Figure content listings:

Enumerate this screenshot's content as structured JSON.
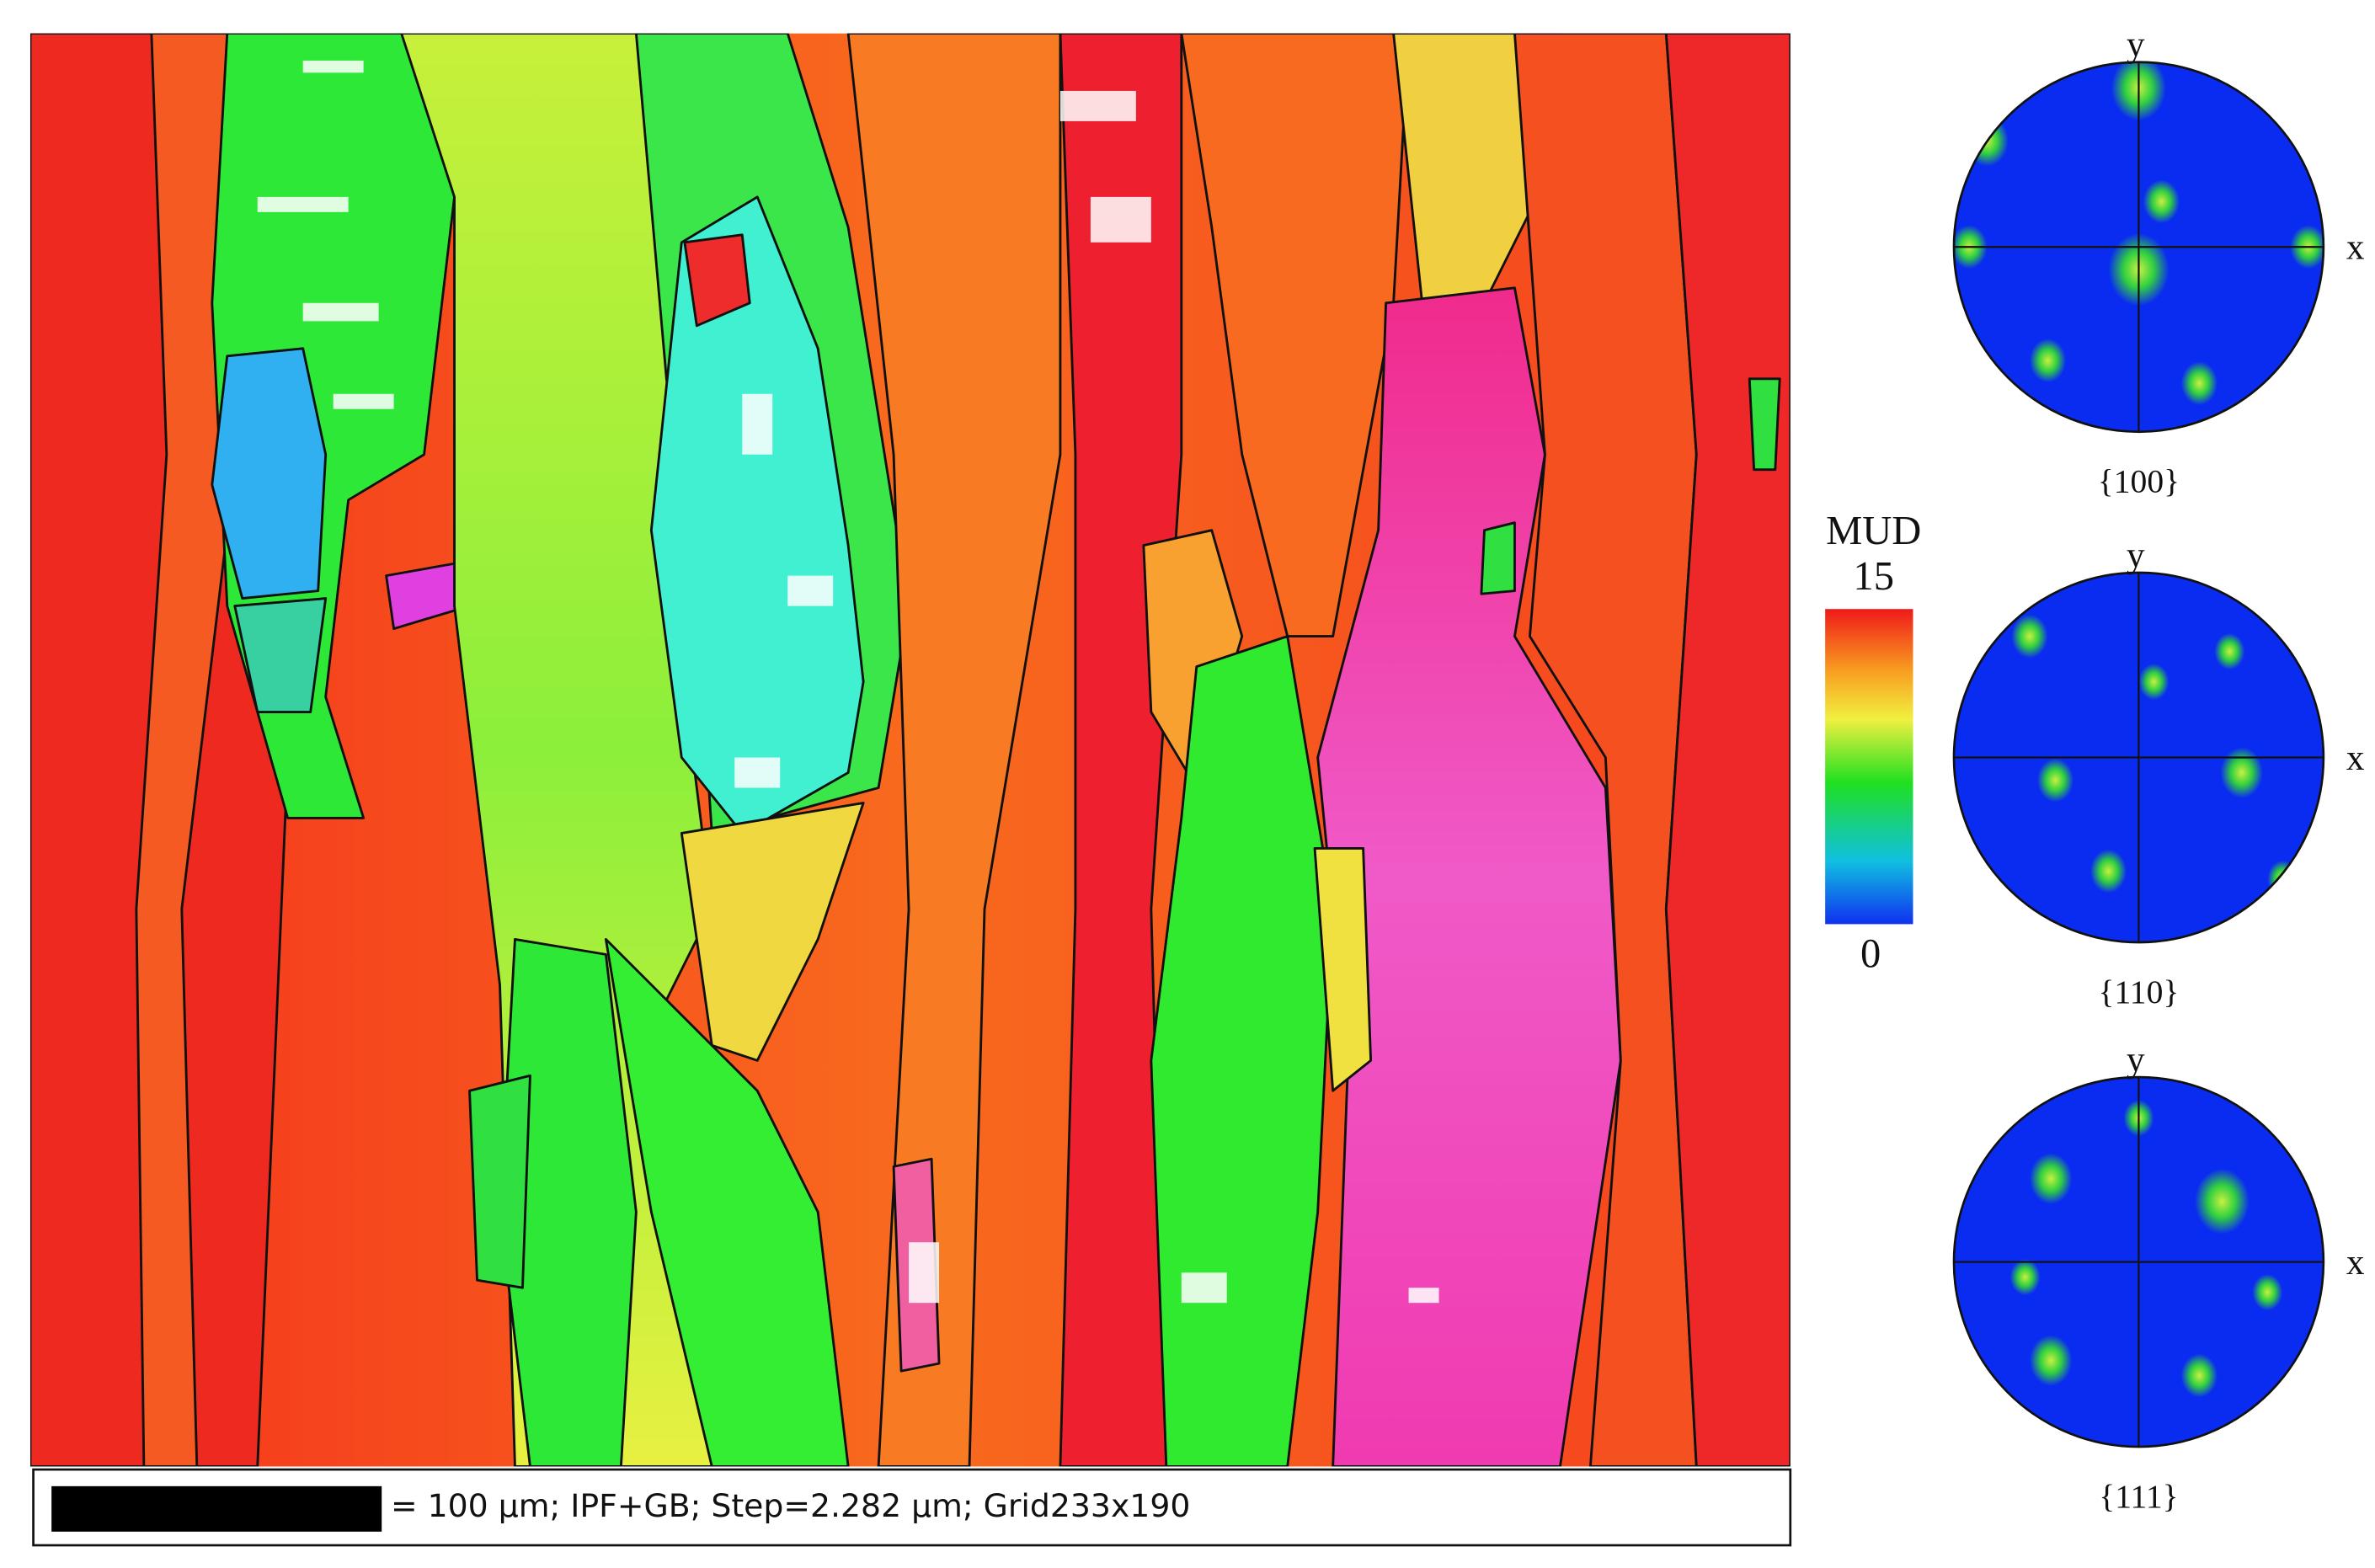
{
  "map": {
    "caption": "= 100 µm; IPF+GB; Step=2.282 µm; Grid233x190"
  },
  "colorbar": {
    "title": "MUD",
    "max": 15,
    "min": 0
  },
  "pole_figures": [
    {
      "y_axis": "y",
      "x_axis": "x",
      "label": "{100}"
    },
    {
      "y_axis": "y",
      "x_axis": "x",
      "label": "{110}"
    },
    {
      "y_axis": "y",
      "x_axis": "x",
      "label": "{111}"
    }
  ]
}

DIRECTIVE: Without the pictures, repeat the listing above exactly.

REPLY:
Enumerate this screenshot's content as structured JSON.
{
  "map": {
    "caption": "= 100 µm; IPF+GB; Step=2.282 µm; Grid233x190"
  },
  "colorbar": {
    "title": "MUD",
    "max": 15,
    "min": 0
  },
  "pole_figures": [
    {
      "y_axis": "y",
      "x_axis": "x",
      "label": "{100}"
    },
    {
      "y_axis": "y",
      "x_axis": "x",
      "label": "{110}"
    },
    {
      "y_axis": "y",
      "x_axis": "x",
      "label": "{111}"
    }
  ]
}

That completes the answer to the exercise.